**Written exercise:**
Find each line holding "Difference" and copy it out.

(Figure contents as structured data)
# # # # #

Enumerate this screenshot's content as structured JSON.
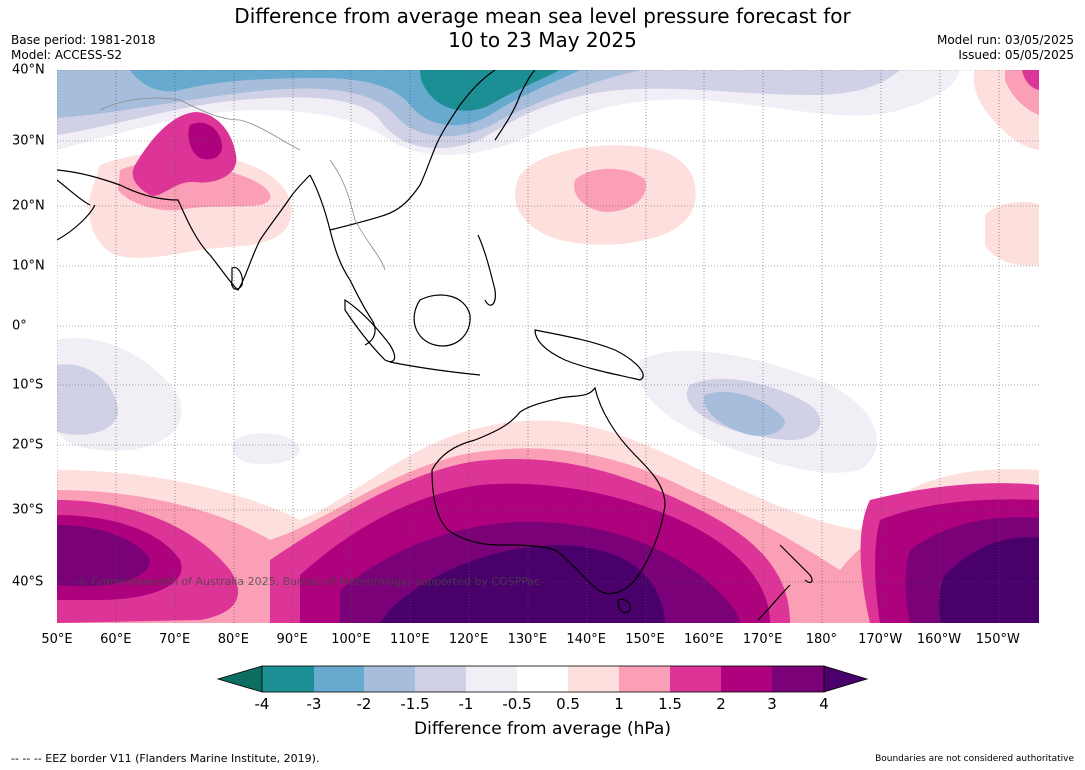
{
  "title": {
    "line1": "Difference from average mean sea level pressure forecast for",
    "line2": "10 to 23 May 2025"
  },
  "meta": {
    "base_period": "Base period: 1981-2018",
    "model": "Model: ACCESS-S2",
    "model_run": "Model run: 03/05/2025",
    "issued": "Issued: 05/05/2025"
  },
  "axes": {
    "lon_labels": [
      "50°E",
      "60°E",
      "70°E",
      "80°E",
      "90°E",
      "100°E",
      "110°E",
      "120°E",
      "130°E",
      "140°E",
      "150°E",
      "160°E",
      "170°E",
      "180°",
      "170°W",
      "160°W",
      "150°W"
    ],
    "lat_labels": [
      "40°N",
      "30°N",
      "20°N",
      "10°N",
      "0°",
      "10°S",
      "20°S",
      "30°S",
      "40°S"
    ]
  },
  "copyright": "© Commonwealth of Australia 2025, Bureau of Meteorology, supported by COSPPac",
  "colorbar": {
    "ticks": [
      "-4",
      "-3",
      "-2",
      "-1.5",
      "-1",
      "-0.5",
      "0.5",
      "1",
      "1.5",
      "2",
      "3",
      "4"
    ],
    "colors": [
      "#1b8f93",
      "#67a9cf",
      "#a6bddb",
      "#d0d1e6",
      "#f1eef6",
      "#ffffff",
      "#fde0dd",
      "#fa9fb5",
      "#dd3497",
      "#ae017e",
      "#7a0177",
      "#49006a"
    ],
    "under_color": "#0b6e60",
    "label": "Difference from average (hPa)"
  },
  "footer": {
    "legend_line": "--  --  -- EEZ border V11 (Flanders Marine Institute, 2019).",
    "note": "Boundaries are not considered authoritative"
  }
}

# # # # #

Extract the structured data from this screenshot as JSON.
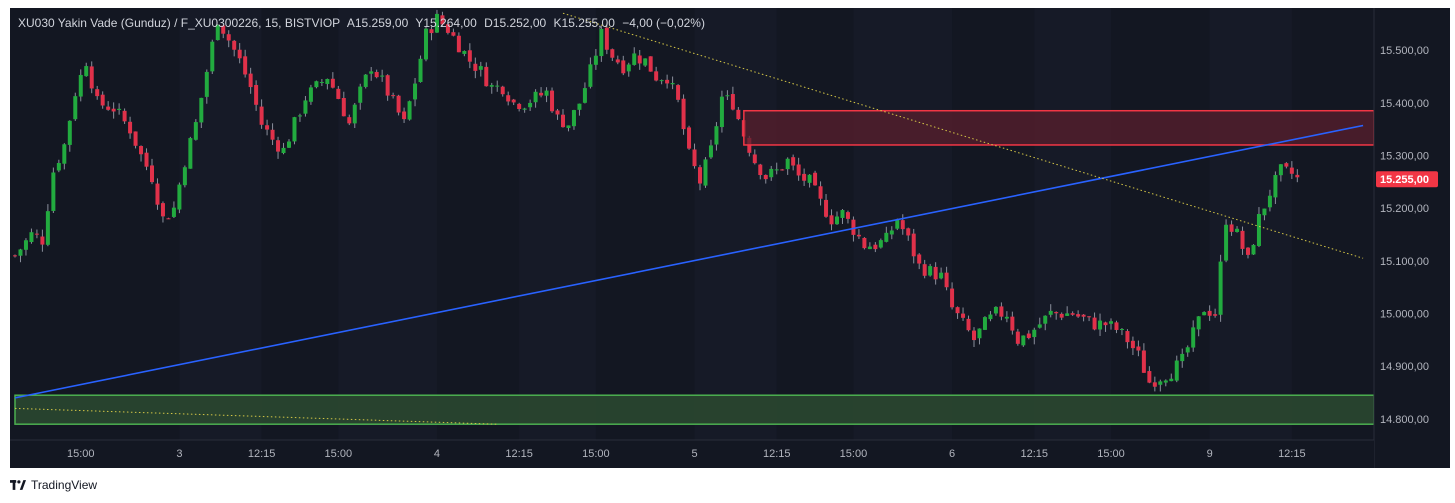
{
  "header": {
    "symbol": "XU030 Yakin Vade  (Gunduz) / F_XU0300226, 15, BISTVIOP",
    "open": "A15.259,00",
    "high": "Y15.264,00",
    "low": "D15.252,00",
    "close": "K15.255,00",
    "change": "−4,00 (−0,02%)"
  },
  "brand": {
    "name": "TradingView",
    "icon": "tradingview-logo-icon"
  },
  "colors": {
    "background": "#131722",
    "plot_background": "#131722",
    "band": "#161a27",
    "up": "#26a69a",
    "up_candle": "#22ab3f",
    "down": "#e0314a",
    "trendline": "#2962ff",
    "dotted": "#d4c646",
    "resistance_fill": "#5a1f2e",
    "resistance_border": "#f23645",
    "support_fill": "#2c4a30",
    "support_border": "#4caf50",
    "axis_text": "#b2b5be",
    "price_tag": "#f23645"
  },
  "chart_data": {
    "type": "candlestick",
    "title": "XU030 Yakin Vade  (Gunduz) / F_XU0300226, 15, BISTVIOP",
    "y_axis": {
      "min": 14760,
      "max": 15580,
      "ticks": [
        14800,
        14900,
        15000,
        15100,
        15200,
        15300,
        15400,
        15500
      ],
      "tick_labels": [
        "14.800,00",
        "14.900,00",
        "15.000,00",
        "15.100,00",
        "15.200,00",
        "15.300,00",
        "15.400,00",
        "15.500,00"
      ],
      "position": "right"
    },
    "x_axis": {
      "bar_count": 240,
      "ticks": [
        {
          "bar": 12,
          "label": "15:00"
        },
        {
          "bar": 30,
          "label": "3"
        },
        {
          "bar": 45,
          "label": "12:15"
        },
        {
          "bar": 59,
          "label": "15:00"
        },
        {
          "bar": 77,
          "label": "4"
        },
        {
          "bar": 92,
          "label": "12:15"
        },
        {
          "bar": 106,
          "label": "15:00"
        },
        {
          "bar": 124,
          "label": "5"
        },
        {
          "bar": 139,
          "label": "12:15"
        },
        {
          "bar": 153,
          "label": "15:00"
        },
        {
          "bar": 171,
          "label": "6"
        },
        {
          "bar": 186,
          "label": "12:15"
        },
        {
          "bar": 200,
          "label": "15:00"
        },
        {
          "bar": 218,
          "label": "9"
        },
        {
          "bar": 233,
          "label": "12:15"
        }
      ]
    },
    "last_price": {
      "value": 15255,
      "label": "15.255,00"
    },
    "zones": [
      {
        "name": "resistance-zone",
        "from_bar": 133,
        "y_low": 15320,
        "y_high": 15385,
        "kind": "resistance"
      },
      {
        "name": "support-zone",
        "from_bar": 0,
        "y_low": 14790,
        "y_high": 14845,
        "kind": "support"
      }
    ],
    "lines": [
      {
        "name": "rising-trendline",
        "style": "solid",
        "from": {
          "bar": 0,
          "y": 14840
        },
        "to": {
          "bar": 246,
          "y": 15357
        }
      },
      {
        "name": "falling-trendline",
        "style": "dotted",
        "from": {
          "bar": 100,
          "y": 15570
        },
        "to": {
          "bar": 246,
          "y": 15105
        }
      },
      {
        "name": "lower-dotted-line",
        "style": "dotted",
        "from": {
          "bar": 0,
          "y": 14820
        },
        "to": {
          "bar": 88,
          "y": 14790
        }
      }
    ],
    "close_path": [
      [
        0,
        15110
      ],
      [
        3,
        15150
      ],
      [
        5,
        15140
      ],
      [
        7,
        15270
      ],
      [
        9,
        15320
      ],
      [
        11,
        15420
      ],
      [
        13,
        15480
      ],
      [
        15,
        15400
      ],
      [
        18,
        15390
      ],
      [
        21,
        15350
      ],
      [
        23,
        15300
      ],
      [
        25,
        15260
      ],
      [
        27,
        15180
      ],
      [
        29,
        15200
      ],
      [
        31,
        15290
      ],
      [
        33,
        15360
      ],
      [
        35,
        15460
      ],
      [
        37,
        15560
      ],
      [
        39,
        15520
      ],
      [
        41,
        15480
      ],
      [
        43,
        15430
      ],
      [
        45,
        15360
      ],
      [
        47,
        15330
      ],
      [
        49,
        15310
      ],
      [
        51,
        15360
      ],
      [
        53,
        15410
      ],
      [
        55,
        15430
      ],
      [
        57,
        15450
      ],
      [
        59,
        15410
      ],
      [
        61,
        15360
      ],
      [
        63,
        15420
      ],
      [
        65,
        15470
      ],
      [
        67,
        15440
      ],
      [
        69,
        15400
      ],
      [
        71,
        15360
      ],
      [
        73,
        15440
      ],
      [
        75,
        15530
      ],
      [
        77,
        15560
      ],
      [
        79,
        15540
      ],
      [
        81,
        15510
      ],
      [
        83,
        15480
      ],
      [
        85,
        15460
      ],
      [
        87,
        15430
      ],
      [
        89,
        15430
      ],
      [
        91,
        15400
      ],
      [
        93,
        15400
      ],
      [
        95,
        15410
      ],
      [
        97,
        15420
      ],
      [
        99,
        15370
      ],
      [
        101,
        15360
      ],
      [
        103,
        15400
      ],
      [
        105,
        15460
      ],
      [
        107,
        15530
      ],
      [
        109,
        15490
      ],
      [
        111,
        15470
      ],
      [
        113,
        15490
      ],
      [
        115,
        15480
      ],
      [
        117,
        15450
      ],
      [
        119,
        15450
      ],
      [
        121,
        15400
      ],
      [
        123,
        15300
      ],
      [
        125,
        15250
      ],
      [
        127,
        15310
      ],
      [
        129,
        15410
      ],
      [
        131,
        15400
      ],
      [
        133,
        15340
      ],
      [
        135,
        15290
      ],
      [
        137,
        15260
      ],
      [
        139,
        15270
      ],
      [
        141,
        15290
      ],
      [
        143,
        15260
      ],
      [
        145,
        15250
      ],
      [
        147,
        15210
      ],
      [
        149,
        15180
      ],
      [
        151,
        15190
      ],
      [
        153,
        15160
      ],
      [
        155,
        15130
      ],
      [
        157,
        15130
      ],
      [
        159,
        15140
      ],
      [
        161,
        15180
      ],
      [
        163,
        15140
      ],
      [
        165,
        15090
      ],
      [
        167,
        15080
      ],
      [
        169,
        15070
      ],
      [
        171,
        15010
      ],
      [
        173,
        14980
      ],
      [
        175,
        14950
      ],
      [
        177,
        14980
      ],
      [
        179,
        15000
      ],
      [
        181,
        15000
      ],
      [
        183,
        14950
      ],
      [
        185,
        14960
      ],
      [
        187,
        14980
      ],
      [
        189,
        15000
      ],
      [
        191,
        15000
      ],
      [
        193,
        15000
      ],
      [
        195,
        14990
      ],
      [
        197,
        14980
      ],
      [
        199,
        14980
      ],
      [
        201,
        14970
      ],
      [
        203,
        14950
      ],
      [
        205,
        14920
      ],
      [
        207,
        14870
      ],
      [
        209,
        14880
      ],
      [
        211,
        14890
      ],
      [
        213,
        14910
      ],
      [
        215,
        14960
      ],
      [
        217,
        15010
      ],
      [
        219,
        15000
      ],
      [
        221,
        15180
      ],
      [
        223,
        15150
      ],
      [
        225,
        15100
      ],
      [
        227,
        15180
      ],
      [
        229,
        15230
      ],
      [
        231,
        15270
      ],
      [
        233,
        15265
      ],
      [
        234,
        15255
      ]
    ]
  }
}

# # # # #

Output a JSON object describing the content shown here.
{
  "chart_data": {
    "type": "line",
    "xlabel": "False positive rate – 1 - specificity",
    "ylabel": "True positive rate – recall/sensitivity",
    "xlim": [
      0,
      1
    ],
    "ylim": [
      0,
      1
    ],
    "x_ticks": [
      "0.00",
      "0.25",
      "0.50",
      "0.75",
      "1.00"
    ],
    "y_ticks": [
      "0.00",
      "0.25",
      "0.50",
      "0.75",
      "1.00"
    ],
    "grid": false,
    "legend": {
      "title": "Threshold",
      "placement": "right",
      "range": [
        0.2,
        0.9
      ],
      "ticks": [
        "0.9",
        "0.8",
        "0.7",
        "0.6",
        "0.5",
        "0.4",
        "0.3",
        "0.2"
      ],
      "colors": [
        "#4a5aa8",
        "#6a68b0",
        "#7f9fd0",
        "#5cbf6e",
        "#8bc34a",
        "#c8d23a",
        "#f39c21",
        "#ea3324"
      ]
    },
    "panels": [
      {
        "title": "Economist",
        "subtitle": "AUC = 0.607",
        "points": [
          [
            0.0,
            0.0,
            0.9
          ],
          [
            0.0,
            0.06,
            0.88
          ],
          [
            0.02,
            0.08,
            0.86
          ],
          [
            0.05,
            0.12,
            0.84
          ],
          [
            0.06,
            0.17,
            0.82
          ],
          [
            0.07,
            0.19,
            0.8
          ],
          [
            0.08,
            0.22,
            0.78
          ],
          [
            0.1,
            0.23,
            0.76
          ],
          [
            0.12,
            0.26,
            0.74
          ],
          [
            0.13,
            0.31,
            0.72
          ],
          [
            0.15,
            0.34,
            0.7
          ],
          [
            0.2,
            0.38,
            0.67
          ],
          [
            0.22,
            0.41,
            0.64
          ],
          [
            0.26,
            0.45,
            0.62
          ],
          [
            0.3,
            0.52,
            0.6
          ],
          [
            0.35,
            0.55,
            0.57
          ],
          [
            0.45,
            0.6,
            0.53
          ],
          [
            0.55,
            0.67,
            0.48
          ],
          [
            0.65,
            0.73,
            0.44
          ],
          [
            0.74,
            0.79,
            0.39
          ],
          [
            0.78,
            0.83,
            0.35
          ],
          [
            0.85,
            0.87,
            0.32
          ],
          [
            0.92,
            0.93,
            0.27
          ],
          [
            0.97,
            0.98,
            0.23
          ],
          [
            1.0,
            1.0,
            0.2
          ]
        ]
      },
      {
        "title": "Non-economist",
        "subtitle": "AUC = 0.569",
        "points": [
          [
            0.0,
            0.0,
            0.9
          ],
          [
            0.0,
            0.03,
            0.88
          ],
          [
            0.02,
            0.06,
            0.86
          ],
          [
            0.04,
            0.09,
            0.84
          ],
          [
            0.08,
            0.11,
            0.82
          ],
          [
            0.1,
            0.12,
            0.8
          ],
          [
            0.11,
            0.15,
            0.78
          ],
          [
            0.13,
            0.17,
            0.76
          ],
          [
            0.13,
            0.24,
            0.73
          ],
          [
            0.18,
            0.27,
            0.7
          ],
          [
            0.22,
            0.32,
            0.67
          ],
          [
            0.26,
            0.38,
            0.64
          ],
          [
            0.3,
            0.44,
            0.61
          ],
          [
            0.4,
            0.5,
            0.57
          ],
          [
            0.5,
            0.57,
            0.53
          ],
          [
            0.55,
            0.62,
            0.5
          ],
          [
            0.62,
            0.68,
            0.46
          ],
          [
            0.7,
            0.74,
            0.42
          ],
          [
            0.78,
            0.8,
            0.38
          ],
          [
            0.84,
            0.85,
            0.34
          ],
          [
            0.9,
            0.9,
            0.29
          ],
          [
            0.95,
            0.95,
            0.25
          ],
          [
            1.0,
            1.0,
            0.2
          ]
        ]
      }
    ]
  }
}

# # # # #

**Expected answer:**
    "line1": "Difference from average mean sea level pressure forecast for",
    "label": "Difference from average (hPa)"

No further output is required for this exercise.